--- REQUIRED WORK ---
Retype the data that follows line by line, exactly, and leave its pictures out.

--- INFORMATION GIVEN ---
┄┄┄┄┄┄

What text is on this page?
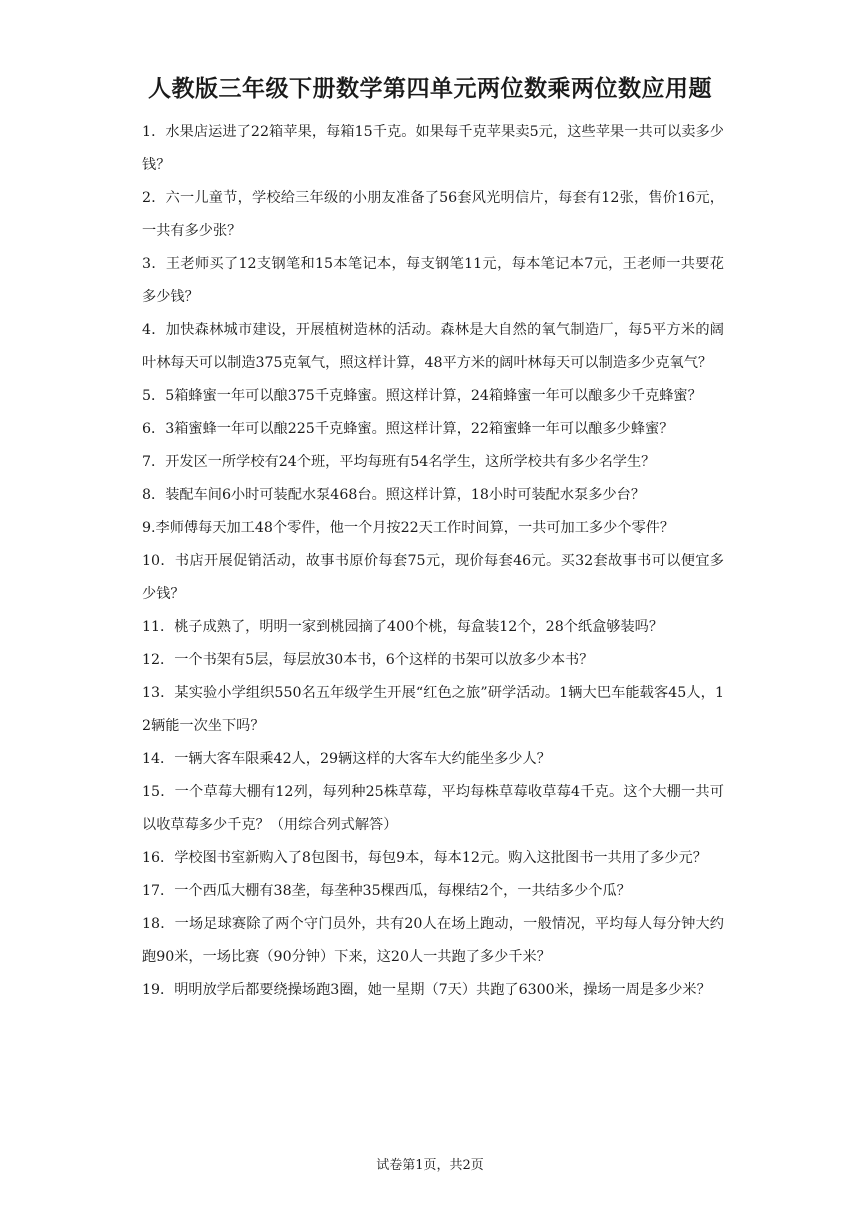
人教版三年级下册数学第四单元两位数乘两位数应用题
1．水果店运进了22箱苹果，每箱15千克。如果每千克苹果卖5元，这些苹果一共可以卖多少钱？
2．六一儿童节，学校给三年级的小朋友准备了56套风光明信片，每套有12张，售价16元，一共有多少张？
3．王老师买了12支钢笔和15本笔记本，每支钢笔11元，每本笔记本7元，王老师一共要花多少钱？
4．加快森林城市建设，开展植树造林的活动。森林是大自然的氧气制造厂，每5平方米的阔叶林每天可以制造375克氧气，照这样计算，48平方米的阔叶林每天可以制造多少克氧气？
5．5箱蜂蜜一年可以酿375千克蜂蜜。照这样计算，24箱蜂蜜一年可以酿多少千克蜂蜜？
6．3箱蜜蜂一年可以酿225千克蜂蜜。照这样计算，22箱蜜蜂一年可以酿多少蜂蜜？
7．开发区一所学校有24个班，平均每班有54名学生，这所学校共有多少名学生？
8．装配车间6小时可装配水泵468台。照这样计算，18小时可装配水泵多少台？
9.李师傅每天加工48个零件，他一个月按22天工作时间算，一共可加工多少个零件？
10．书店开展促销活动，故事书原价每套75元，现价每套46元。买32套故事书可以便宜多少钱？
11．桃子成熟了，明明一家到桃园摘了400个桃，每盒装12个，28个纸盒够装吗？
12．一个书架有5层，每层放30本书，6个这样的书架可以放多少本书？
13．某实验小学组织550名五年级学生开展“红色之旅”研学活动。1辆大巴车能载客45人，12辆能一次坐下吗？
14．一辆大客车限乘42人，29辆这样的大客车大约能坐多少人？
15．一个草莓大棚有12列，每列种25株草莓，平均每株草莓收草莓4千克。这个大棚一共可以收草莓多少千克？（用综合列式解答）
16．学校图书室新购入了8包图书，每包9本，每本12元。购入这批图书一共用了多少元？
17．一个西瓜大棚有38垄，每垄种35棵西瓜，每棵结2个，一共结多少个瓜？
18．一场足球赛除了两个守门员外，共有20人在场上跑动，一般情况，平均每人每分钟大约跑90米，一场比赛（90分钟）下来，这20人一共跑了多少千米？
19．明明放学后都要绕操场跑3圈，她一星期（7天）共跑了6300米，操场一周是多少米？
试卷第1页，共2页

┄┄┄┄┄┄

--- FINAL RESULT ---
What text is on this page?
人教版三年级下册数学第四单元两位数乘两位数应用题
1．水果店运进了22箱苹果，每箱15千克。如果每千克苹果卖5元，这些苹果一共可以卖多少钱？
2．六一儿童节，学校给三年级的小朋友准备了56套风光明信片，每套有12张，售价16元，一共有多少张？
3．王老师买了12支钢笔和15本笔记本，每支钢笔11元，每本笔记本7元，王老师一共要花多少钱？
4．加快森林城市建设，开展植树造林的活动。森林是大自然的氧气制造厂，每5平方米的阔叶林每天可以制造375克氧气，照这样计算，48平方米的阔叶林每天可以制造多少克氧气？
5．5箱蜂蜜一年可以酿375千克蜂蜜。照这样计算，24箱蜂蜜一年可以酿多少千克蜂蜜？
6．3箱蜜蜂一年可以酿225千克蜂蜜。照这样计算，22箱蜜蜂一年可以酿多少蜂蜜？
7．开发区一所学校有24个班，平均每班有54名学生，这所学校共有多少名学生？
8．装配车间6小时可装配水泵468台。照这样计算，18小时可装配水泵多少台？
9.李师傅每天加工48个零件，他一个月按22天工作时间算，一共可加工多少个零件？
10．书店开展促销活动，故事书原价每套75元，现价每套46元。买32套故事书可以便宜多少钱？
11．桃子成熟了，明明一家到桃园摘了400个桃，每盒装12个，28个纸盒够装吗？
12．一个书架有5层，每层放30本书，6个这样的书架可以放多少本书？
13．某实验小学组织550名五年级学生开展“红色之旅”研学活动。1辆大巴车能载客45人，12辆能一次坐下吗？
14．一辆大客车限乘42人，29辆这样的大客车大约能坐多少人？
15．一个草莓大棚有12列，每列种25株草莓，平均每株草莓收草莓4千克。这个大棚一共可以收草莓多少千克？（用综合列式解答）
16．学校图书室新购入了8包图书，每包9本，每本12元。购入这批图书一共用了多少元？
17．一个西瓜大棚有38垄，每垄种35棵西瓜，每棵结2个，一共结多少个瓜？
18．一场足球赛除了两个守门员外，共有20人在场上跑动，一般情况，平均每人每分钟大约跑90米，一场比赛（90分钟）下来，这20人一共跑了多少千米？
19．明明放学后都要绕操场跑3圈，她一星期（7天）共跑了6300米，操场一周是多少米？
试卷第1页，共2页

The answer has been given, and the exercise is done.